Comment peut-on demander à des adolescent·e·s de 15 ans de savoir ce qu’ils veulent faire plus tard  alors que même des adultes changent de métiers tous les jours ou que certain.e.s actuellement en Terminale n’en ont aucune idée ?” 

Une réforme du baccalauréat  précipitée 

Parlons-en des élèves de Terminale qui sont la dernière année de l’ancien baccalauréat et qui  normalement ne devraient pas avoir de grands problèmes sauf si bien sûr ils redoublent. La question que se posent l’ensemble des terminales et des professeur·e·s de France en ce moment, comment cela se passe-t-il si un élève redouble ? 

Moi, je suis en terminale scientifique cette année et à ce propos je me pose beaucoup de questions auxquelles les professeur·e·s n’ont pas de réponses car le gouvernement n’a rien dit sur cela, montrant une fois de plus la précipitation de cette réforme. Si on redouble doit-on retourner en première et donc passer 2 années de plus au lycée ? Ou alors redouble-t-on juste notre terminale et dans ce cas là comment fait-on pour le contrôle continu car les épreuves se font en première ? Mais surtout va-t-on réussir à suivre le programme ?  Pour cause, les programmes ont changé donc de nouvelles choses ont été mises en place et des notions que normalement on voyait en terminale sont déjà abordées par les Premières. En plus de cela nos professeur·e·s ne nous rassurent pas car pour eux redoubler cette année est impossible donc, vont-ils donner le baccalauréat à tout le monde et par conséquent nous surnoter pour ne pas redoubler ? On le verra bien au mois de juillet lors des résultats du bac. 

Les lycéen.ne.s de Première, cobayes de la réforme. 

Revenons aux élèves actuellement en Première. Se sont les cobayes de cette réforme, ils et elles   en payent les frais comme lors de la première session des E3C qui s’est déroulée de fin janvier à début février 2020. Pour cause,  les programmes sont flous et aucuns sujets blancs n’a été créés par l’État pour que les professeur·e·s préparent au mieux leurs élèves à ce contrôle continu, alors que les E3C comptent pour 10 % de la note finale dans le baccalauréat. Le gouvernement ne se serait-il pas précipité à mettre en place cette réforme au détriment des lycéen·ne·s ? Bien sûr et les élèves en payent le prix fort.

——

Reprenez le texte sur la réforme du baccalauréat à la suite de sa dernière phrase, s'il vous plaît.

| Données fournies |
——

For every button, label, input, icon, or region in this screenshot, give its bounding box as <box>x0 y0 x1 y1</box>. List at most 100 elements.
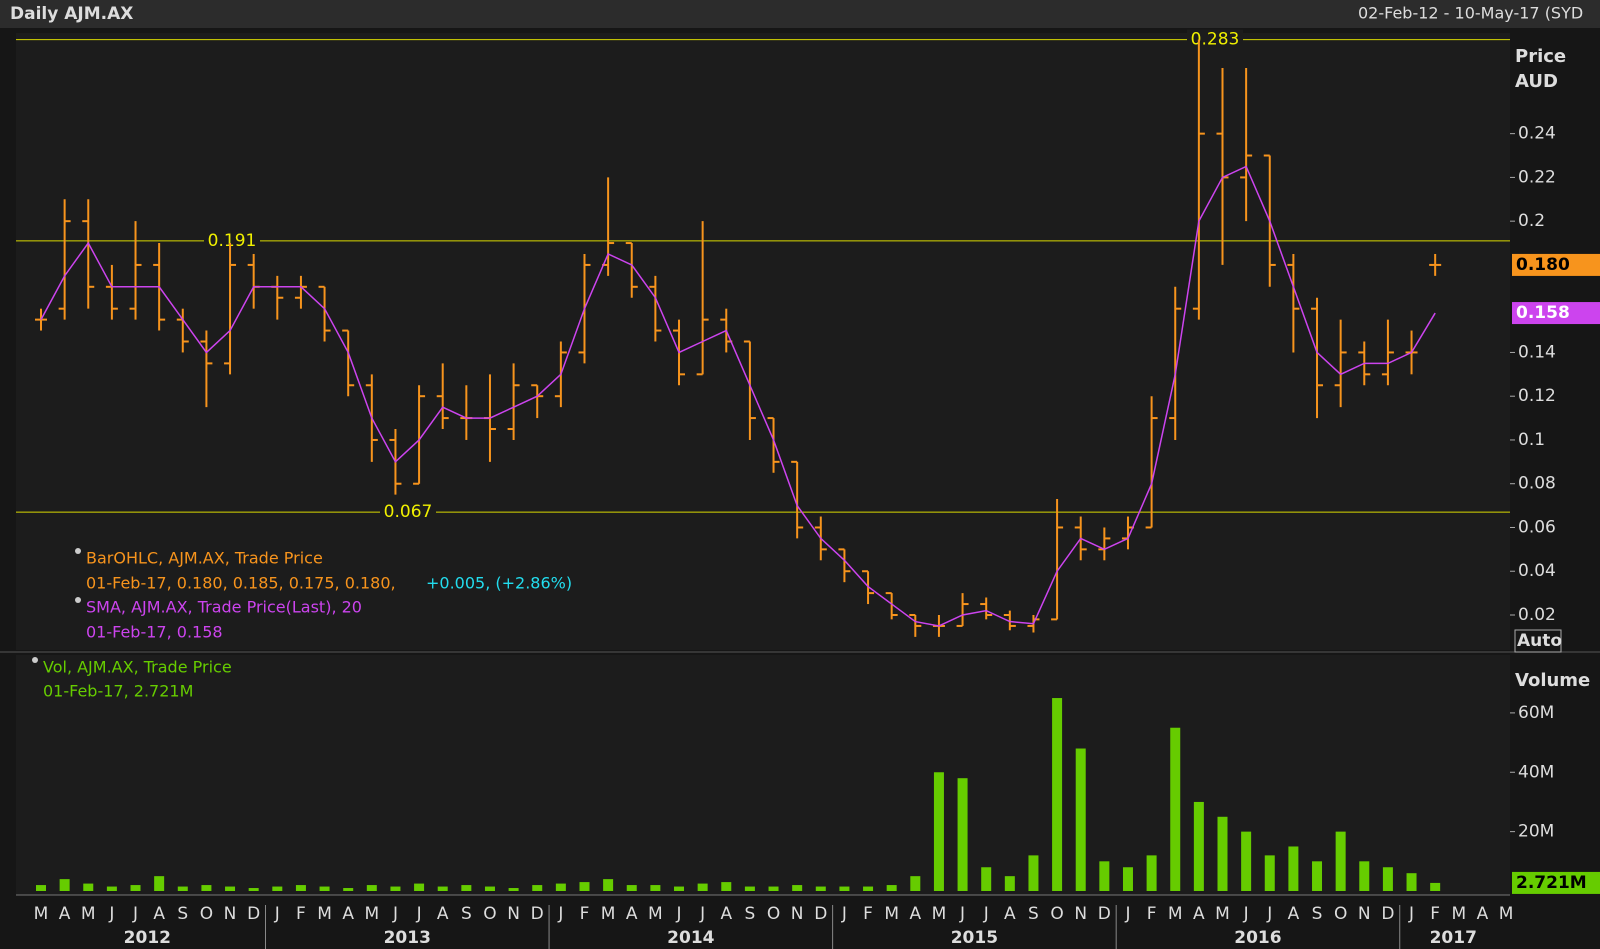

——

| Réponse |
Des mobilisations réprimées et des conditions d’examen inacceptables. 

Partout dans le pays des mobilisations ont vu le jour pour empêcher la tenue de ces épreuves. La réponse donnée à été celle de la répression policière ou de la sanction administrative. 

A Rennes, les mouvements contestataires ont été tumultueux à cause de la présence des forces de l’ordre. Aux lycées Victor et Hélène Basch et Bréquigny, les épreuves des E3C ont été reprogrammées à l’improviste devant la stupéfaction des enseignant.e.s. Pour les élèves cela c’est traduit par un stress intense.  La situation est devenue complètement aberrante le jour de l’épreuve quand les élèves ont dû composer avec des CRS qui encerclaient tout le bâtiment. Il est clair que cela permet de mettre les élèves en confiance et les aide beaucoup à se concentrer. 

Les séries technologiques ont quant à elles passé ces épreuves dans des conditions inacceptables.  En effet, les élèves étaient entassés dans un self ainsi que dans un amphi avec une vue plongeante sur toutes les copies aux alentours. Les lycéen.ne.s ont également dû enchaîner les épreuves sans faire de pause.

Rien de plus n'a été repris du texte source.